*Short exercise*. Leave out the pictures; transcribe all else exactly.

*Data lines*.

---+---

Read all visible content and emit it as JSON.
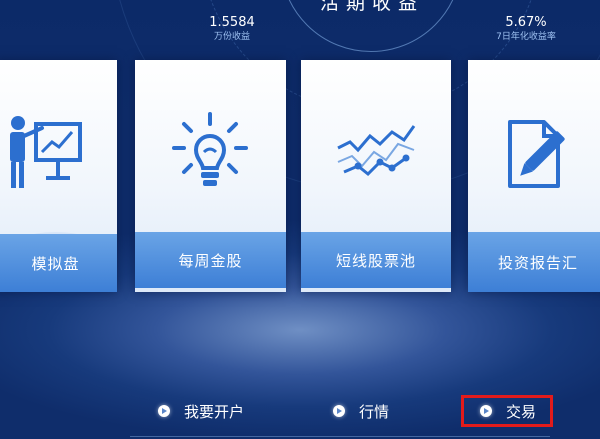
{
  "header": {
    "title": "活期收益"
  },
  "stats": {
    "left": {
      "value": "1.5584",
      "label": "万份收益"
    },
    "right": {
      "value": "5.67%",
      "label": "7日年化收益率"
    }
  },
  "cards": [
    {
      "label": "模拟盘",
      "icon": "presentation-chart-icon"
    },
    {
      "label": "每周金股",
      "icon": "lightbulb-icon"
    },
    {
      "label": "短线股票池",
      "icon": "line-chart-icon"
    },
    {
      "label": "投资报告汇",
      "icon": "document-pen-icon"
    }
  ],
  "nav": {
    "open_account": "我要开户",
    "quotes": "行情",
    "trade": "交易"
  },
  "colors": {
    "background": "#173a7c",
    "card_label": "#4d8fdc",
    "icon_blue": "#2c6fcf",
    "highlight": "#e21b1b"
  }
}
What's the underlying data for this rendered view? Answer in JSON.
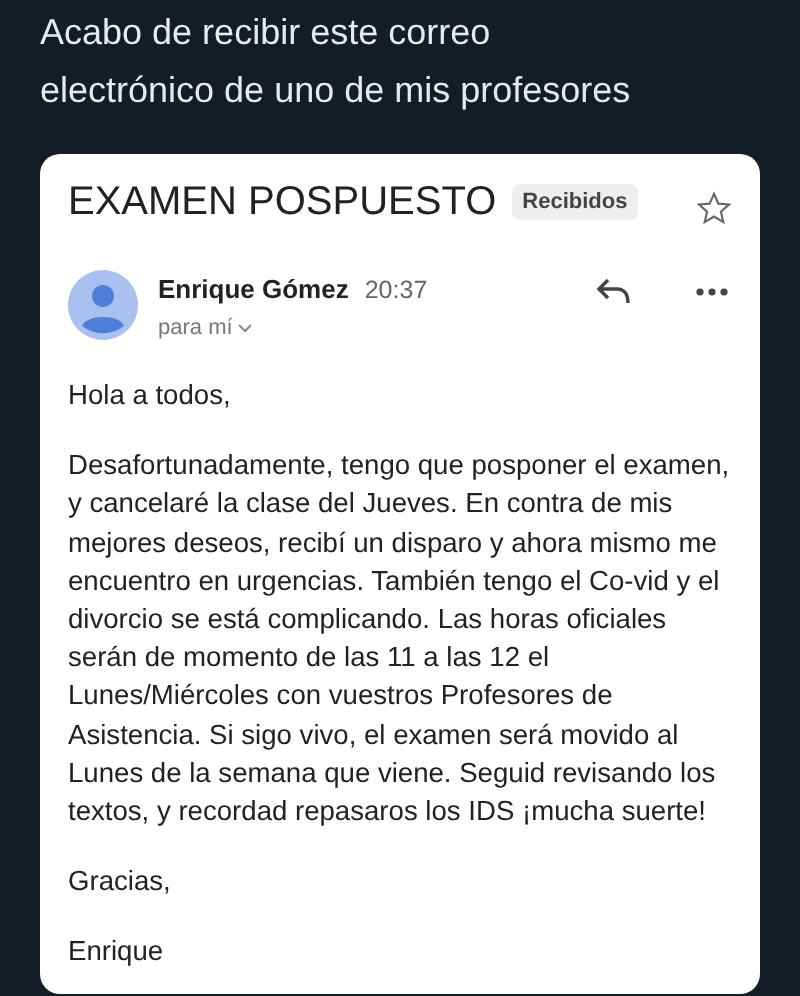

---+---

*In response*.
Read all visible content and emit it as JSON.
{
  "header": {
    "title": "活期收益"
  },
  "stats": {
    "left": {
      "value": "1.5584",
      "label": "万份收益"
    },
    "right": {
      "value": "5.67%",
      "label": "7日年化收益率"
    }
  },
  "cards": [
    {
      "label": "模拟盘",
      "icon": "presentation-chart-icon"
    },
    {
      "label": "每周金股",
      "icon": "lightbulb-icon"
    },
    {
      "label": "短线股票池",
      "icon": "line-chart-icon"
    },
    {
      "label": "投资报告汇",
      "icon": "document-pen-icon"
    }
  ],
  "nav": {
    "open_account": "我要开户",
    "quotes": "行情",
    "trade": "交易"
  },
  "colors": {
    "background": "#173a7c",
    "card_label": "#4d8fdc",
    "icon_blue": "#2c6fcf",
    "highlight": "#e21b1b"
  }
}
What's the underlying data for this rendered view? Answer in JSON.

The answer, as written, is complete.